>>>

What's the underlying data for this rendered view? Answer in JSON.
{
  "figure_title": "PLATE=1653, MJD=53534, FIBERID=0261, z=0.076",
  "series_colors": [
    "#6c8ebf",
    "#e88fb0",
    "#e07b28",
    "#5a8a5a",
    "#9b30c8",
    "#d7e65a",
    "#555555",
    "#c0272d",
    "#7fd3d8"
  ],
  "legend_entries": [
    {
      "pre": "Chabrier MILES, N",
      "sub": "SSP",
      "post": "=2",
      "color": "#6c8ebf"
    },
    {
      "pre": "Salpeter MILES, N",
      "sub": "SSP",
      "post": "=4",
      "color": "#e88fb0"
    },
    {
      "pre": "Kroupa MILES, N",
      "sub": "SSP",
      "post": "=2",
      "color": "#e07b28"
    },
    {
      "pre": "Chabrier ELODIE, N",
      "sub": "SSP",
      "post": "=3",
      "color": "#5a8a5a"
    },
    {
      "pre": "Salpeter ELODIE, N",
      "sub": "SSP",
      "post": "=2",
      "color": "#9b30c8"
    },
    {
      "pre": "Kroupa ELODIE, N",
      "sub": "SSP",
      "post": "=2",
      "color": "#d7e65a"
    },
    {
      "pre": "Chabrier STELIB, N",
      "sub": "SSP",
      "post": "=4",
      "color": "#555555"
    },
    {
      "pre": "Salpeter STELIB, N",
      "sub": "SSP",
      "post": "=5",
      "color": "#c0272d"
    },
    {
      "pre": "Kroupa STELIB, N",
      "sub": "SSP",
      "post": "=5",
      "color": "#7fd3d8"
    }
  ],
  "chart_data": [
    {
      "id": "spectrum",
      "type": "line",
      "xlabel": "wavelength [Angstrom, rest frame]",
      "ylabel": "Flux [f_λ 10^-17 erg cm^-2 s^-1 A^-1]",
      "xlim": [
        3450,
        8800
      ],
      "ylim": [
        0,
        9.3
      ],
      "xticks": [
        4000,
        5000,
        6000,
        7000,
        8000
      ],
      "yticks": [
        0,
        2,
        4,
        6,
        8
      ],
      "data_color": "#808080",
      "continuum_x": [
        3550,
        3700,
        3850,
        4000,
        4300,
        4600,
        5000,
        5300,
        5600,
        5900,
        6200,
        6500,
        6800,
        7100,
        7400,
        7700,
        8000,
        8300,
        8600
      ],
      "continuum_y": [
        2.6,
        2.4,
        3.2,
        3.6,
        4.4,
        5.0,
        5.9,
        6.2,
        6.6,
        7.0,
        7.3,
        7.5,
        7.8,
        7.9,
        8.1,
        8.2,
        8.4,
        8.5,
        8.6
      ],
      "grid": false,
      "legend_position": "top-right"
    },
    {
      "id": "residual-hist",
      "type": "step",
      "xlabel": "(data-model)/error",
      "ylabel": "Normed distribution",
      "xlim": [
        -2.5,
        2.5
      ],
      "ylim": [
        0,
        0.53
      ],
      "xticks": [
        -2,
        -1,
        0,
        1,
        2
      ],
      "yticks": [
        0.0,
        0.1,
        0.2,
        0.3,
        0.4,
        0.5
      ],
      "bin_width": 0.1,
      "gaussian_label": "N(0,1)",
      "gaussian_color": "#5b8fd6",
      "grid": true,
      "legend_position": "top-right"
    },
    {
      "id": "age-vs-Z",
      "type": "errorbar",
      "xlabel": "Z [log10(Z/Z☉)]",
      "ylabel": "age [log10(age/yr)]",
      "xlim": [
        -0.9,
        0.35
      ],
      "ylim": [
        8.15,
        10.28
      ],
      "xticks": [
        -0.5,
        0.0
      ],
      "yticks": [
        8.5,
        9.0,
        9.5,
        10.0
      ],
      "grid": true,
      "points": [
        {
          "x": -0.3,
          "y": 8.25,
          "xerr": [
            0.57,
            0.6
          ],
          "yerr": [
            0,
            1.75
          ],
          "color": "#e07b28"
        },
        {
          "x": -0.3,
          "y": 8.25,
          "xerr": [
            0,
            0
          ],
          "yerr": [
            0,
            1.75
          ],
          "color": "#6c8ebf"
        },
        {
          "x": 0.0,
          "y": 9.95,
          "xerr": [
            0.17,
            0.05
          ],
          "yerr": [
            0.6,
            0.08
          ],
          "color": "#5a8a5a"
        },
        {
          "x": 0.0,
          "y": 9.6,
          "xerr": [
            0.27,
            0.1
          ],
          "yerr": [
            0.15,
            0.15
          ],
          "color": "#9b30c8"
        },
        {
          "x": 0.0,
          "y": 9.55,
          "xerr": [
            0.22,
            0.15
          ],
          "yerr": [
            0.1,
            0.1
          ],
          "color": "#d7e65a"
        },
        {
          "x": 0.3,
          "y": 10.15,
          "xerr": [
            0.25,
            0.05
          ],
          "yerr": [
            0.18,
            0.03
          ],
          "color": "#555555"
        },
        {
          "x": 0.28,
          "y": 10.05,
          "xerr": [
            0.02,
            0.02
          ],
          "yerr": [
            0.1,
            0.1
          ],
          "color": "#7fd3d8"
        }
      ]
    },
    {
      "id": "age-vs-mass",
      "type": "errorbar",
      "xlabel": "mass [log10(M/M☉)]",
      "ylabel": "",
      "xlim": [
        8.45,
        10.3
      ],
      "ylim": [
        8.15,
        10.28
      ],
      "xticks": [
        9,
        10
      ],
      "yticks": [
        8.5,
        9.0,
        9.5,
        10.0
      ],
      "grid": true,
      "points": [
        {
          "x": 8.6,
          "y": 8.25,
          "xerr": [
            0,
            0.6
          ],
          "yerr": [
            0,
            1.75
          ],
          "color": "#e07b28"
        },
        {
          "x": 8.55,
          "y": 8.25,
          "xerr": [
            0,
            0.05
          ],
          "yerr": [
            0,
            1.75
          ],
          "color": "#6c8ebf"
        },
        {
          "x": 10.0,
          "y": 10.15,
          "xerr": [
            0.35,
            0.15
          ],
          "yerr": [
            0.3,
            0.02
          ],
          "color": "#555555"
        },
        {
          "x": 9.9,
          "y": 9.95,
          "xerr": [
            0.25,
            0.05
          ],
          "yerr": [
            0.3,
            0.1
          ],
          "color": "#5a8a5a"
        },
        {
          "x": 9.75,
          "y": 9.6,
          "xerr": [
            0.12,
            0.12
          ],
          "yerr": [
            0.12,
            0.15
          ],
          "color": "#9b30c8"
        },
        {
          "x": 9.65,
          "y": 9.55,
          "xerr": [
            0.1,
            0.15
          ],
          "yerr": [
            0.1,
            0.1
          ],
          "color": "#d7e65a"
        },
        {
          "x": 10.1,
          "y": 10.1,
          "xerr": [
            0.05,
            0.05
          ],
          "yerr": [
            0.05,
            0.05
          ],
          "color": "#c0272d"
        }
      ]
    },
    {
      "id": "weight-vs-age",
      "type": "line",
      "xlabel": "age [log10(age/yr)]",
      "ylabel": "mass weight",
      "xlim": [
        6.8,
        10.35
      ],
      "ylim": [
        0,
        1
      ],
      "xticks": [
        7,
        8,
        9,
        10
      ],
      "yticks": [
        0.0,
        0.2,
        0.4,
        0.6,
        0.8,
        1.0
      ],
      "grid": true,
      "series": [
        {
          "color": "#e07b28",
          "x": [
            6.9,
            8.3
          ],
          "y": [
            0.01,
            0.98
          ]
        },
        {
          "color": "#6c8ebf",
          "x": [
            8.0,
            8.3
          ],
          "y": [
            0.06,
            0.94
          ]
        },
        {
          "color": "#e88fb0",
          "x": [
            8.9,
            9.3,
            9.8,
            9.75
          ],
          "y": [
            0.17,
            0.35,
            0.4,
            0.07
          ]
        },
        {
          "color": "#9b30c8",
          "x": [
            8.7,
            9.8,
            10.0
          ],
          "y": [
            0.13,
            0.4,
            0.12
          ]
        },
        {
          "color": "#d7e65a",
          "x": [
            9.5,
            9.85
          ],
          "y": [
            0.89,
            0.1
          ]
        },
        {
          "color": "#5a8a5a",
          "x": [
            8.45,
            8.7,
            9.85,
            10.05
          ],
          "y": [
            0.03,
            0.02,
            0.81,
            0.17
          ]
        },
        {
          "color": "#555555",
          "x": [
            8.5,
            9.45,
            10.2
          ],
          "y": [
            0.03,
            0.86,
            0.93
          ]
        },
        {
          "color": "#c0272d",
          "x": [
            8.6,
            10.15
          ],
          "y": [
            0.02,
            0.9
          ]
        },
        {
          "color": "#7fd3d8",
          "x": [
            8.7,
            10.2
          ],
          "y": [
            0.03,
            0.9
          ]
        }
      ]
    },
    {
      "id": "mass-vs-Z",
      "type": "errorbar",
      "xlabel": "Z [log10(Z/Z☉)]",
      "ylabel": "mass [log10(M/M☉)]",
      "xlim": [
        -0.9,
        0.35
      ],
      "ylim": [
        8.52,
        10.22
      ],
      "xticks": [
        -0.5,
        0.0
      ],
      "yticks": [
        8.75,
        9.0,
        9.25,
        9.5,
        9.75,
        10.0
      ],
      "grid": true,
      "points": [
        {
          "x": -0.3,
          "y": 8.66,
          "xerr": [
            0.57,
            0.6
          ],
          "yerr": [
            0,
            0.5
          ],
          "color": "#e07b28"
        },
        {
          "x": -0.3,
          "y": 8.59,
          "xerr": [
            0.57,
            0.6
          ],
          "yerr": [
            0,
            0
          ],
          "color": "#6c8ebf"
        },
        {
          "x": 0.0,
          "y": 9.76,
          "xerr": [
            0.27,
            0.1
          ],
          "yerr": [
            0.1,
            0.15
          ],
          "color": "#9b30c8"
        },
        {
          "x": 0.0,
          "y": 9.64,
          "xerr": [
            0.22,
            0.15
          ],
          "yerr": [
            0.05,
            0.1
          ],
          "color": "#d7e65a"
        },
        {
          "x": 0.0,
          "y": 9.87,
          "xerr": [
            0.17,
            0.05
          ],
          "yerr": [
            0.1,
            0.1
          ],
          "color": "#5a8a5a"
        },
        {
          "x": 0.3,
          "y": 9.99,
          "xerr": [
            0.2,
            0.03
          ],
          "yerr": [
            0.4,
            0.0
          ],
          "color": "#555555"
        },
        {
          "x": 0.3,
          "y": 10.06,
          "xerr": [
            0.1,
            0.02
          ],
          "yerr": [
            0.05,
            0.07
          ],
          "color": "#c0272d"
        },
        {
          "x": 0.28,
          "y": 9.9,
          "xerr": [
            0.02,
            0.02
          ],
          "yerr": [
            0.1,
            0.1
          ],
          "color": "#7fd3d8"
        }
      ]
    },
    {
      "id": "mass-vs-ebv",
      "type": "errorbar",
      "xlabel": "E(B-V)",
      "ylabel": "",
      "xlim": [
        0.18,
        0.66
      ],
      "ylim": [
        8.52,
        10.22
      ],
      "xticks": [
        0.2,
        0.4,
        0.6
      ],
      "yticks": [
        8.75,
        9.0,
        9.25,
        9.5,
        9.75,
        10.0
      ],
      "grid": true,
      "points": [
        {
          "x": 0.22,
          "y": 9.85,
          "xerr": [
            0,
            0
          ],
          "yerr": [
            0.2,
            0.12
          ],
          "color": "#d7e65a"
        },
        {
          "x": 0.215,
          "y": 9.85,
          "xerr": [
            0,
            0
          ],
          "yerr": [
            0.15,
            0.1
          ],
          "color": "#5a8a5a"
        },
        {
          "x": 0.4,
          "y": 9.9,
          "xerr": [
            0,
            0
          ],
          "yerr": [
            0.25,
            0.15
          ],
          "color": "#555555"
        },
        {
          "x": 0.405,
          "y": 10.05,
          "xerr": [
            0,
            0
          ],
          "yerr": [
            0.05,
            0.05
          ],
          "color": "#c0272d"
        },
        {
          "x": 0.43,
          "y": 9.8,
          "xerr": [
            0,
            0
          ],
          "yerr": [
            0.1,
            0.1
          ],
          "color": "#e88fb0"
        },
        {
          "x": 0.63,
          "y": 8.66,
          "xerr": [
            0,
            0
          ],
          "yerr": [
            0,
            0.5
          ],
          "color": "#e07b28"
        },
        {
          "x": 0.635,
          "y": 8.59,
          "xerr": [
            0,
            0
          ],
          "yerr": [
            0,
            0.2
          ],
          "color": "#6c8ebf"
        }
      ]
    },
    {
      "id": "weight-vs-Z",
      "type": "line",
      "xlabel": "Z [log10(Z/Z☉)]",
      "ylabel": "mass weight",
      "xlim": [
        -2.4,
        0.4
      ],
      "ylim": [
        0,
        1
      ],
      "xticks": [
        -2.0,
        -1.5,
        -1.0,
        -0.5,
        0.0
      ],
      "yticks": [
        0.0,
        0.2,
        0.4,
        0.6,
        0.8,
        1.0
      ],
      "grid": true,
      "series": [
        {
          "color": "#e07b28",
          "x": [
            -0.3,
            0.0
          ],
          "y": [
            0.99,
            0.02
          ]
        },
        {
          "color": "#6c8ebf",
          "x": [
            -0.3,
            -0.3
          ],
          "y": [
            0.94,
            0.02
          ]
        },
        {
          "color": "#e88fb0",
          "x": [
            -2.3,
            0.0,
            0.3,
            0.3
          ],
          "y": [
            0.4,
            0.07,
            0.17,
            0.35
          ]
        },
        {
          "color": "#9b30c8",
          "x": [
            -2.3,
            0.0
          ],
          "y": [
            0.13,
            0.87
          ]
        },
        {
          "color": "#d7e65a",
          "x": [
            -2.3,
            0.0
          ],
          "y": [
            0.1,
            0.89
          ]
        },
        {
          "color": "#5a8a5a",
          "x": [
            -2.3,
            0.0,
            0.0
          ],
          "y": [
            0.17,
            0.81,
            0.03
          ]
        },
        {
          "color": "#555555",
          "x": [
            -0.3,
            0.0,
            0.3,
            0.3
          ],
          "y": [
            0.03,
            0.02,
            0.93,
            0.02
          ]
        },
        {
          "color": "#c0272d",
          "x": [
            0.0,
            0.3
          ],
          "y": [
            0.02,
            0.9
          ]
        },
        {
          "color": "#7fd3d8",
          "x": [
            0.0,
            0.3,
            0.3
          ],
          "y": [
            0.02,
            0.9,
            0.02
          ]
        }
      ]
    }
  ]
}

<<<

• **Your goal**
What is the number of lines in the records that contain "Salpeter"? Give that number only.

• **Completed exercise**
3